## Directions
Each line below is to be written out in full, exactly as shown.

## Given records
+++++

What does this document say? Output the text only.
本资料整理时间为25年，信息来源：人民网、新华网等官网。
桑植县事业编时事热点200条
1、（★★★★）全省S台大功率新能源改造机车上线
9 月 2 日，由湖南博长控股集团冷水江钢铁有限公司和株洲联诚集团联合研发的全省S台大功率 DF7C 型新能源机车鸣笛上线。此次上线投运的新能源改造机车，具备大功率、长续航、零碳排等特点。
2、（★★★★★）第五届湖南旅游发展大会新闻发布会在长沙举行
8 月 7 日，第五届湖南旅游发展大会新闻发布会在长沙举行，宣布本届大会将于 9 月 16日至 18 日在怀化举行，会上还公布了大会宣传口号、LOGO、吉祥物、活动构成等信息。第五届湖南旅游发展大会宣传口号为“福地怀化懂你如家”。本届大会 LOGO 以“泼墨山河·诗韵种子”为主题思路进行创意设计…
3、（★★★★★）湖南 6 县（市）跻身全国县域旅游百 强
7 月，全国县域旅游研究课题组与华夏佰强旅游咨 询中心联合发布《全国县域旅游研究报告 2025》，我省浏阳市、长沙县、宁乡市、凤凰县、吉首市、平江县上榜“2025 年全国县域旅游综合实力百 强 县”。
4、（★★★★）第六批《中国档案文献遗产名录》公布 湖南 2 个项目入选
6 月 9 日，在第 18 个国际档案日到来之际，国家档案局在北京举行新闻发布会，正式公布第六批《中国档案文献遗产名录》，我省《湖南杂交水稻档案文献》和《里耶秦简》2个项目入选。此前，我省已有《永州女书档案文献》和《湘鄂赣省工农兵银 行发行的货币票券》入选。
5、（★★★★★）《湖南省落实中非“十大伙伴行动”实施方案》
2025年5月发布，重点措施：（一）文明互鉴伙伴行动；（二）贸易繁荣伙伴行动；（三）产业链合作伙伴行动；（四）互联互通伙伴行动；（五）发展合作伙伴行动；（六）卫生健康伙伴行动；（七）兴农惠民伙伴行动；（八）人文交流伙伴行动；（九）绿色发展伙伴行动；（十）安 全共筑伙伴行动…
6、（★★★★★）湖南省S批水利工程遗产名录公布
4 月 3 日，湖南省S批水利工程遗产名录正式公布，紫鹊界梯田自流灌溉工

+++++

## Complete output
What does this document say? Output the text only.
本资料整理时间为25年，信息来源：人民网、新华网等官网。
桑植县事业编时事热点200条
1、（★★★★）全省S台大功率新能源改造机车上线
9 月 2 日，由湖南博长控股集团冷水江钢铁有限公司和株洲联诚集团联合研发的全省S台大功率 DF7C 型新能源机车鸣笛上线。此次上线投运的新能源改造机车，具备大功率、长续航、零碳排等特点。
2、（★★★★★）第五届湖南旅游发展大会新闻发布会在长沙举行
8 月 7 日，第五届湖南旅游发展大会新闻发布会在长沙举行，宣布本届大会将于 9 月 16日至 18 日在怀化举行，会上还公布了大会宣传口号、LOGO、吉祥物、活动构成等信息。第五届湖南旅游发展大会宣传口号为“福地怀化懂你如家”。本届大会 LOGO 以“泼墨山河·诗韵种子”为主题思路进行创意设计…
3、（★★★★★）湖南 6 县（市）跻身全国县域旅游百 强
7 月，全国县域旅游研究课题组与华夏佰强旅游咨 询中心联合发布《全国县域旅游研究报告 2025》，我省浏阳市、长沙县、宁乡市、凤凰县、吉首市、平江县上榜“2025 年全国县域旅游综合实力百 强 县”。
4、（★★★★）第六批《中国档案文献遗产名录》公布 湖南 2 个项目入选
6 月 9 日，在第 18 个国际档案日到来之际，国家档案局在北京举行新闻发布会，正式公布第六批《中国档案文献遗产名录》，我省《湖南杂交水稻档案文献》和《里耶秦简》2个项目入选。此前，我省已有《永州女书档案文献》和《湘鄂赣省工农兵银 行发行的货币票券》入选。
5、（★★★★★）《湖南省落实中非“十大伙伴行动”实施方案》
2025年5月发布，重点措施：（一）文明互鉴伙伴行动；（二）贸易繁荣伙伴行动；（三）产业链合作伙伴行动；（四）互联互通伙伴行动；（五）发展合作伙伴行动；（六）卫生健康伙伴行动；（七）兴农惠民伙伴行动；（八）人文交流伙伴行动；（九）绿色发展伙伴行动；（十）安 全共筑伙伴行动…
6、（★★★★★）湖南省S批水利工程遗产名录公布
4 月 3 日，湖南省S批水利工程遗产名录正式公布，紫鹊界梯田自流灌溉工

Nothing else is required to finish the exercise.